+++ EXERCISE INPUT +++

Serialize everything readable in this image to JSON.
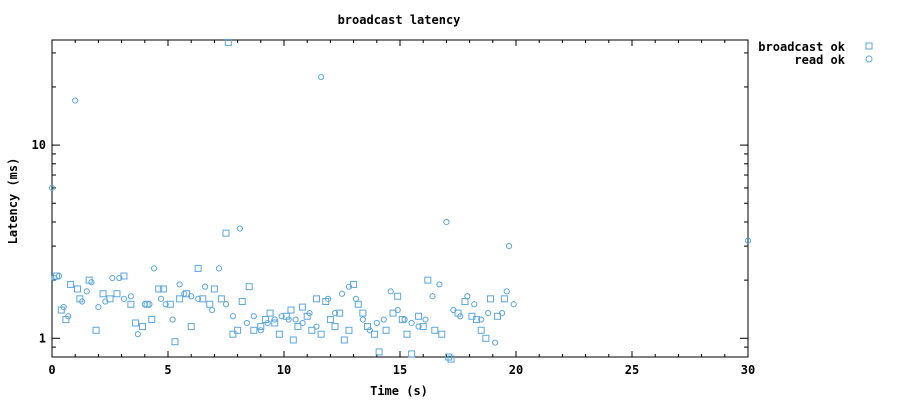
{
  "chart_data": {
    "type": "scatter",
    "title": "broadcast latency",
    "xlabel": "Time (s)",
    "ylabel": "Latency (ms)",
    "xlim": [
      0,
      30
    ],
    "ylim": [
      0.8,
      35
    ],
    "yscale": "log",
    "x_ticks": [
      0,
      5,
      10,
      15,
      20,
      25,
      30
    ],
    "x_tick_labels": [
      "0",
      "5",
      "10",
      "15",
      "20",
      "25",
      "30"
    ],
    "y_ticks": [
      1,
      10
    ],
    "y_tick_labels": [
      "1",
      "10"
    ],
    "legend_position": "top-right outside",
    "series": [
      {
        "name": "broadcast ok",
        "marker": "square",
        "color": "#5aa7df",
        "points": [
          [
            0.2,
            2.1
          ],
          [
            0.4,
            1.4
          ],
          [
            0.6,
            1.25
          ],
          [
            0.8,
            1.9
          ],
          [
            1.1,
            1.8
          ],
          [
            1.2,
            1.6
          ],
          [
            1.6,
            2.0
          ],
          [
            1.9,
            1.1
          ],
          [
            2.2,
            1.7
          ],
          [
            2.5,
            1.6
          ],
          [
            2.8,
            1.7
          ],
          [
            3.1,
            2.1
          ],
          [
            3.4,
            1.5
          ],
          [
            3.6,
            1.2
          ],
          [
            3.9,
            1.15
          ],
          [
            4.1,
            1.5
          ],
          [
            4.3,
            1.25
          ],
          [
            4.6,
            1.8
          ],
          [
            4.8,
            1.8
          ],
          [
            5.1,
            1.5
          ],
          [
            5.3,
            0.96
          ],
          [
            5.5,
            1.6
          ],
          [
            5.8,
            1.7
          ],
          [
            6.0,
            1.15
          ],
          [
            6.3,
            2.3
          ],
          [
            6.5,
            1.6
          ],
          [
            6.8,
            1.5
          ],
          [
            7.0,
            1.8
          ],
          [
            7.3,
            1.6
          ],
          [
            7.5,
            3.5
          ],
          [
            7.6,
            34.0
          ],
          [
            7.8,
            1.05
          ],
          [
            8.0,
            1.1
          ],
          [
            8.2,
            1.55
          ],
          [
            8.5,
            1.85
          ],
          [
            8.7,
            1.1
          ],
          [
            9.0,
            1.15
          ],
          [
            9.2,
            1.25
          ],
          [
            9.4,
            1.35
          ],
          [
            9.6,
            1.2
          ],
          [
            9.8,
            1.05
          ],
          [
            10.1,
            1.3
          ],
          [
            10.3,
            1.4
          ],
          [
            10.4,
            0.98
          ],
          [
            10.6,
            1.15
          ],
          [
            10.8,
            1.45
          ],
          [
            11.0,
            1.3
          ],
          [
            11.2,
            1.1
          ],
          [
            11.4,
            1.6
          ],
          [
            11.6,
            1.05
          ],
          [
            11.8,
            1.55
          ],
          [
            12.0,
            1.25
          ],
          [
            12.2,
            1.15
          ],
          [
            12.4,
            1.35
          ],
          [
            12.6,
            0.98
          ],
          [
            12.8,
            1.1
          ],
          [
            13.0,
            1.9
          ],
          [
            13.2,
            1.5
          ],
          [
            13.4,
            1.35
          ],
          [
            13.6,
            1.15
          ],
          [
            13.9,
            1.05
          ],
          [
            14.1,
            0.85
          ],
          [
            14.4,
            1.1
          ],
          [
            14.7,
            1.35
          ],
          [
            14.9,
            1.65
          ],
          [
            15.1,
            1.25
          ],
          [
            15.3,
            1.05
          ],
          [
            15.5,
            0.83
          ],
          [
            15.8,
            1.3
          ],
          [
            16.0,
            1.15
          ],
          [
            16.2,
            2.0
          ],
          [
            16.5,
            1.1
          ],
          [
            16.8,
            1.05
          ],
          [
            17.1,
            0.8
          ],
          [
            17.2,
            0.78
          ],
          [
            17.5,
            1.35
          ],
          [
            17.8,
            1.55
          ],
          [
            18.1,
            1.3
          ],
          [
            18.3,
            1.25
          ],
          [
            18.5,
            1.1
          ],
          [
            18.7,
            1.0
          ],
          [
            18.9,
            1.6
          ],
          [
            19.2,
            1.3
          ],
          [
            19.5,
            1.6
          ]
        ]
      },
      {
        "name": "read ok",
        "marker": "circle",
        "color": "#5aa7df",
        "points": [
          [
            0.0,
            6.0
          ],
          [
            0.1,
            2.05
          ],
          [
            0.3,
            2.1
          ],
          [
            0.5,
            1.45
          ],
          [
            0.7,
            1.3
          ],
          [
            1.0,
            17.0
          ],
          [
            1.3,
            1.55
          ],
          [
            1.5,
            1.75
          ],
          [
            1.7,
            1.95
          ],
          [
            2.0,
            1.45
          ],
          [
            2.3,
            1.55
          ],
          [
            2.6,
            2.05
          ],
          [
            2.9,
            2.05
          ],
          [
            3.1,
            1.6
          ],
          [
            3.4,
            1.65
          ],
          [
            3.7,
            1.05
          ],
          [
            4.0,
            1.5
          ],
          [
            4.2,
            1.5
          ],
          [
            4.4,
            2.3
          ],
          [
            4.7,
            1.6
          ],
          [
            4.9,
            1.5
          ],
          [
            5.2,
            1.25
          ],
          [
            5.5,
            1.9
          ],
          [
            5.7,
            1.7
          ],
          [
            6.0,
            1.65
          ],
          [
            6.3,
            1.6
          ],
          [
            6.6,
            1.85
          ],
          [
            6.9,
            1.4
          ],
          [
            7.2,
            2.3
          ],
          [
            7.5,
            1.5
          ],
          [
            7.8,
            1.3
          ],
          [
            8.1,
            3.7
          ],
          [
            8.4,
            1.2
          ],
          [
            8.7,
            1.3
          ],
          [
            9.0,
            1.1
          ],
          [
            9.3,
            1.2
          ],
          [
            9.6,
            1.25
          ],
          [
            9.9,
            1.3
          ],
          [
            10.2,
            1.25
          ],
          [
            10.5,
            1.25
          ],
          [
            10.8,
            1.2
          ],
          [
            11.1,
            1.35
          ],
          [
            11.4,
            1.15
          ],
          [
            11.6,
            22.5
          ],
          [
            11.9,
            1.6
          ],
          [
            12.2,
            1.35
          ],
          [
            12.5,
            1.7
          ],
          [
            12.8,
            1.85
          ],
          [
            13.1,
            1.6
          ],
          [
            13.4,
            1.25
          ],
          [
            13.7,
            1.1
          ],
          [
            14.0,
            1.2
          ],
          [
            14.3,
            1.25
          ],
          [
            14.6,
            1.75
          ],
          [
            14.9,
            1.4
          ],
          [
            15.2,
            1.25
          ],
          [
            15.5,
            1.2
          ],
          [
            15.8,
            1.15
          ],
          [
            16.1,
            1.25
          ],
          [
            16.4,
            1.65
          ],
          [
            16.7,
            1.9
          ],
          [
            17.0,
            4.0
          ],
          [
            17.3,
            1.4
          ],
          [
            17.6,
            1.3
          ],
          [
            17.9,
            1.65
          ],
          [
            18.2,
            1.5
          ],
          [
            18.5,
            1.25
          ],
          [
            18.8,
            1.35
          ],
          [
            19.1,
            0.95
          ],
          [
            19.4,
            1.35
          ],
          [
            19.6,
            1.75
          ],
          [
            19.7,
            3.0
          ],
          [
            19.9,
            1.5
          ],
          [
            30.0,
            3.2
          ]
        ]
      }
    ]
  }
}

+++
+++ EXERCISE INPUT +++

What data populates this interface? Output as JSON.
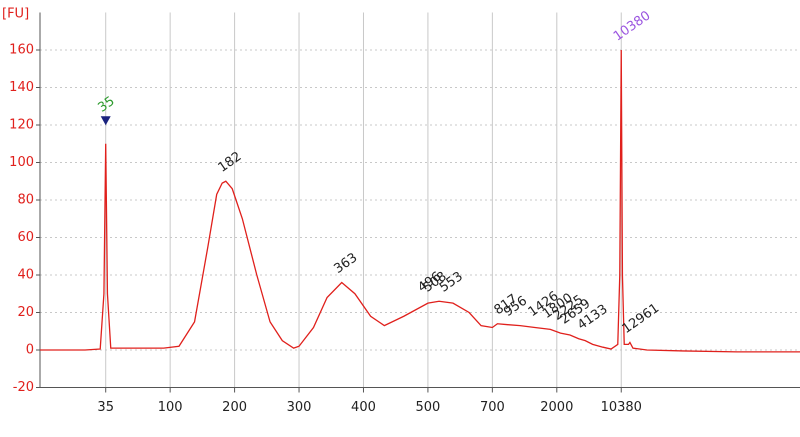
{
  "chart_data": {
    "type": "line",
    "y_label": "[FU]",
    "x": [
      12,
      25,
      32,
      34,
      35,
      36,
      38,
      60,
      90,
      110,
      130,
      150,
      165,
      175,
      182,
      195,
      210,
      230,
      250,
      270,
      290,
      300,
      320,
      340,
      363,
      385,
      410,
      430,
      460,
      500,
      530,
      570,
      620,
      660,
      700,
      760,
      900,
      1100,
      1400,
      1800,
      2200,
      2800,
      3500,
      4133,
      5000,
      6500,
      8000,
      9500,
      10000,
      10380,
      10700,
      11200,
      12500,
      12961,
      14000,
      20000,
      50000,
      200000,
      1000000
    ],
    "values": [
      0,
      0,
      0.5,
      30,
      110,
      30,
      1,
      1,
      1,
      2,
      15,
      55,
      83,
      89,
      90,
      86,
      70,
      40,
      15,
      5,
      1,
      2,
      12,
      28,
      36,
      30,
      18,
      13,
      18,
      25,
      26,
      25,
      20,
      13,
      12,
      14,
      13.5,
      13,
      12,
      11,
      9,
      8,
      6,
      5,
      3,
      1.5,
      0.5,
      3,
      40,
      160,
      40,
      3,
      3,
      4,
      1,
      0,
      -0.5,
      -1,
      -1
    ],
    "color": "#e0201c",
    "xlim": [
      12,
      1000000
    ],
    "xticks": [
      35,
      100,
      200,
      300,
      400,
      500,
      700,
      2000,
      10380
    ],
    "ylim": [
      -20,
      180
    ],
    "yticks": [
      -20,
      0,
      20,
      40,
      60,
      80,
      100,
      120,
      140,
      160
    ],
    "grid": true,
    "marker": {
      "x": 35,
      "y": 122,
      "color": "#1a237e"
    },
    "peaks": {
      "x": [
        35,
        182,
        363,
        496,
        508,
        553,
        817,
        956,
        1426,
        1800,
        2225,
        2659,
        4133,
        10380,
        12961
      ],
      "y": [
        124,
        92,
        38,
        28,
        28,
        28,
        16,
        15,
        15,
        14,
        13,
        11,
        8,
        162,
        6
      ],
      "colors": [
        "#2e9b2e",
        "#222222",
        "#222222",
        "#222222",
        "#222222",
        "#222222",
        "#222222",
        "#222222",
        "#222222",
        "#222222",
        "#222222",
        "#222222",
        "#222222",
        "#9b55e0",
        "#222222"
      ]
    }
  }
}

+++

- **YOUR INSTRUCTIONS**
Take each line of the material that contains the word "this" and list it.

- **FINAL RESULT**
Serialize everything readable in this image to JSON.
What data populates this interface? Output as JSON.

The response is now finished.